### Dataset content
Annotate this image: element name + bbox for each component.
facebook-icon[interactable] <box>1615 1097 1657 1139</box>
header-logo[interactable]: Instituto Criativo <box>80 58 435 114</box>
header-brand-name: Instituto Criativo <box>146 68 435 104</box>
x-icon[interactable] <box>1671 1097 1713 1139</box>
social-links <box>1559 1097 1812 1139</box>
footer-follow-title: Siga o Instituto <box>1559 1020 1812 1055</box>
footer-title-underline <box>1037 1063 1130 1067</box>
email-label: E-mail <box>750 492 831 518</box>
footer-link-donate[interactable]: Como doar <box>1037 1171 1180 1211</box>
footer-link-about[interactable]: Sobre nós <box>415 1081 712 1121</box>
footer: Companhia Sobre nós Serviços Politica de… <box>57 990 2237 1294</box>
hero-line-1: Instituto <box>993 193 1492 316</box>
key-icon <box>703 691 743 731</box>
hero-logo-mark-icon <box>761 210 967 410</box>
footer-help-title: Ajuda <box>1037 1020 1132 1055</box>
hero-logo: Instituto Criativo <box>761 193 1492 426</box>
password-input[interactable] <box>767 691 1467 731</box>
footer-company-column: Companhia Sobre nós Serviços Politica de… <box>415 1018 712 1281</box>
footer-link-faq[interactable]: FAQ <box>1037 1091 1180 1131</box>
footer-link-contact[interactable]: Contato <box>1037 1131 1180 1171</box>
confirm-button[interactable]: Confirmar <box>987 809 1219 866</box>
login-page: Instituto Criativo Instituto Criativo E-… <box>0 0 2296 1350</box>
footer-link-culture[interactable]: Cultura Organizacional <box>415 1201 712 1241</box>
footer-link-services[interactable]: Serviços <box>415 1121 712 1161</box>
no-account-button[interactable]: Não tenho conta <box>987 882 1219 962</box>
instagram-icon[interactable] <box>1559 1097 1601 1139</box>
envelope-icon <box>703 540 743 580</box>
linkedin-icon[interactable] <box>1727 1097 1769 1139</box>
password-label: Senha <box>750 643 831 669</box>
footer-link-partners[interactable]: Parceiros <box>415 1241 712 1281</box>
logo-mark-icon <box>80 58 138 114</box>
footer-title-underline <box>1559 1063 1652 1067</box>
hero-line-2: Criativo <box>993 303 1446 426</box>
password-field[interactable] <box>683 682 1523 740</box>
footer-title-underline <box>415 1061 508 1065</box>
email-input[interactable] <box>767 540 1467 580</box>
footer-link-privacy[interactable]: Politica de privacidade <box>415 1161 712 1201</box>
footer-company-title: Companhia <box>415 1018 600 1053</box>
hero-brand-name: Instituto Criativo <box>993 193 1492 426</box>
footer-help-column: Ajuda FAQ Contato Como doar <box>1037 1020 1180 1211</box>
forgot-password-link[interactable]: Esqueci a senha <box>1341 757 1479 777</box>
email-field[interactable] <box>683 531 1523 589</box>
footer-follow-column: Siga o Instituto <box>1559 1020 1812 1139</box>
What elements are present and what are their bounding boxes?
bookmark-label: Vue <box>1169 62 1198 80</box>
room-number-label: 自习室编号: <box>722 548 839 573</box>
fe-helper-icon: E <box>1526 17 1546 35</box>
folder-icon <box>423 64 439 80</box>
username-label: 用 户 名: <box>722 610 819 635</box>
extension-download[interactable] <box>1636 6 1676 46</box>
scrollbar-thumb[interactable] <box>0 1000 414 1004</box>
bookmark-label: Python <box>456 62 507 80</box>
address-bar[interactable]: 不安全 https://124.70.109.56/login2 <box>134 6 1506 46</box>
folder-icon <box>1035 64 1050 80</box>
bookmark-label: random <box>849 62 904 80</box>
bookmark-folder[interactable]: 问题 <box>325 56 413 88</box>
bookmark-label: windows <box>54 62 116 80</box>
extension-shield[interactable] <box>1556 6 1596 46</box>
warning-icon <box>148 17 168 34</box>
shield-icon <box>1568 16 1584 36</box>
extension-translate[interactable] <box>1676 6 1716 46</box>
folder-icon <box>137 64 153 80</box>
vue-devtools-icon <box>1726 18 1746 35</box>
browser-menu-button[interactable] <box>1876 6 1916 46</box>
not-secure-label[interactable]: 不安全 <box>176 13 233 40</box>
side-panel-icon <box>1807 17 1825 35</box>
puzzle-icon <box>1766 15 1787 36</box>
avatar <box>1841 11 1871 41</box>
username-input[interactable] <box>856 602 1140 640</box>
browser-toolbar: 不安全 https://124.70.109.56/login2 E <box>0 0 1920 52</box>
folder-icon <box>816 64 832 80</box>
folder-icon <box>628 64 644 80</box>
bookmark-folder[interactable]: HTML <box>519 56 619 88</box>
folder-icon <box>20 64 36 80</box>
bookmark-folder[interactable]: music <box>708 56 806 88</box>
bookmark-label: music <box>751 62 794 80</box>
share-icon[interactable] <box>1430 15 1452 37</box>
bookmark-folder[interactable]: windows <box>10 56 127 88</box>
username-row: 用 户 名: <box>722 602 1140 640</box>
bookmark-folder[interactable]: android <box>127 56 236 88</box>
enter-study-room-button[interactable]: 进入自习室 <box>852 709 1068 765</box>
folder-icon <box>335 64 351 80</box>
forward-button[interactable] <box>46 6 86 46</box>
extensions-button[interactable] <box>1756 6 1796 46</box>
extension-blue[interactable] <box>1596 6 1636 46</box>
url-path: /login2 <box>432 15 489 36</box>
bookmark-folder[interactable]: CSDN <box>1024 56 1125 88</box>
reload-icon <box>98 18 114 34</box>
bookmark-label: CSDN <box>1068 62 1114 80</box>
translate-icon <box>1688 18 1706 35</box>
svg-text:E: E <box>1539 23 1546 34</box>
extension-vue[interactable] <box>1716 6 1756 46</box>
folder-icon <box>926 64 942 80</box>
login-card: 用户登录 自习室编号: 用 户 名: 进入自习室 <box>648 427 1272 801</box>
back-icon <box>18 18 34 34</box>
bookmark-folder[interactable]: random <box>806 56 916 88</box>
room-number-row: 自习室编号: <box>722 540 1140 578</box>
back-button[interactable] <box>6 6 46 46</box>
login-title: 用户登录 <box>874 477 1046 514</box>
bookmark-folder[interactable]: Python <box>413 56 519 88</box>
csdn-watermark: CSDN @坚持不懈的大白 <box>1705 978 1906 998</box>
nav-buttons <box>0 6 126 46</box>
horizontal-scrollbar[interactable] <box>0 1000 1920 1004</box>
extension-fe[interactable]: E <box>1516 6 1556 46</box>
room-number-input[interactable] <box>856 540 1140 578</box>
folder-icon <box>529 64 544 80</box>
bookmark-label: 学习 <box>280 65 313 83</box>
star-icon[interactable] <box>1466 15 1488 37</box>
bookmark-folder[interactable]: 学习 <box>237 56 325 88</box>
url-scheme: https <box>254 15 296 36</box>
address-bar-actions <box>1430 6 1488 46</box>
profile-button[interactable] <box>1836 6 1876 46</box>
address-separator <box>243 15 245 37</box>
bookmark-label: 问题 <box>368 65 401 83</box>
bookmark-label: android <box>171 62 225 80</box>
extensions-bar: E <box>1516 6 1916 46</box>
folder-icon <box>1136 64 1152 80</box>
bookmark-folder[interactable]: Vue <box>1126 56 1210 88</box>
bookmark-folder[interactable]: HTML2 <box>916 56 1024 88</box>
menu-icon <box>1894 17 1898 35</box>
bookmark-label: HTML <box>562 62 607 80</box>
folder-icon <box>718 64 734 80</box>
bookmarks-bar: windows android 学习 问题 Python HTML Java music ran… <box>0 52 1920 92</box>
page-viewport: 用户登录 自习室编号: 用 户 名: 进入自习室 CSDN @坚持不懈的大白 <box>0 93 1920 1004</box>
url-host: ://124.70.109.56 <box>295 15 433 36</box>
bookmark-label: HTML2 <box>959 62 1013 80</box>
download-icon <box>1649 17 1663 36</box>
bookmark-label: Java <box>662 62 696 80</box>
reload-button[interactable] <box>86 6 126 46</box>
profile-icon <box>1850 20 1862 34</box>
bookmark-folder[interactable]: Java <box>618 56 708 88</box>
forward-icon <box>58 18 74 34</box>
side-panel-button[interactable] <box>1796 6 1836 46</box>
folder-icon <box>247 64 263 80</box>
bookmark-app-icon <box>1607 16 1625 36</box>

### To do
Write out, unchanged, the lines above from the very first one through the line with "confirm-button[interactable]: Confirmar <box>987".

### Expected answer
Annotate this image: element name + bbox for each component.
facebook-icon[interactable] <box>1615 1097 1657 1139</box>
header-logo[interactable]: Instituto Criativo <box>80 58 435 114</box>
header-brand-name: Instituto Criativo <box>146 68 435 104</box>
x-icon[interactable] <box>1671 1097 1713 1139</box>
social-links <box>1559 1097 1812 1139</box>
footer-follow-title: Siga o Instituto <box>1559 1020 1812 1055</box>
footer-title-underline <box>1037 1063 1130 1067</box>
email-label: E-mail <box>750 492 831 518</box>
footer-link-donate[interactable]: Como doar <box>1037 1171 1180 1211</box>
footer-link-about[interactable]: Sobre nós <box>415 1081 712 1121</box>
footer: Companhia Sobre nós Serviços Politica de… <box>57 990 2237 1294</box>
hero-line-1: Instituto <box>993 193 1492 316</box>
key-icon <box>703 691 743 731</box>
hero-logo-mark-icon <box>761 210 967 410</box>
footer-help-title: Ajuda <box>1037 1020 1132 1055</box>
hero-logo: Instituto Criativo <box>761 193 1492 426</box>
password-input[interactable] <box>767 691 1467 731</box>
footer-company-column: Companhia Sobre nós Serviços Politica de… <box>415 1018 712 1281</box>
footer-link-faq[interactable]: FAQ <box>1037 1091 1180 1131</box>
footer-link-contact[interactable]: Contato <box>1037 1131 1180 1171</box>
confirm-button[interactable]: Confirmar <box>987 809 1219 866</box>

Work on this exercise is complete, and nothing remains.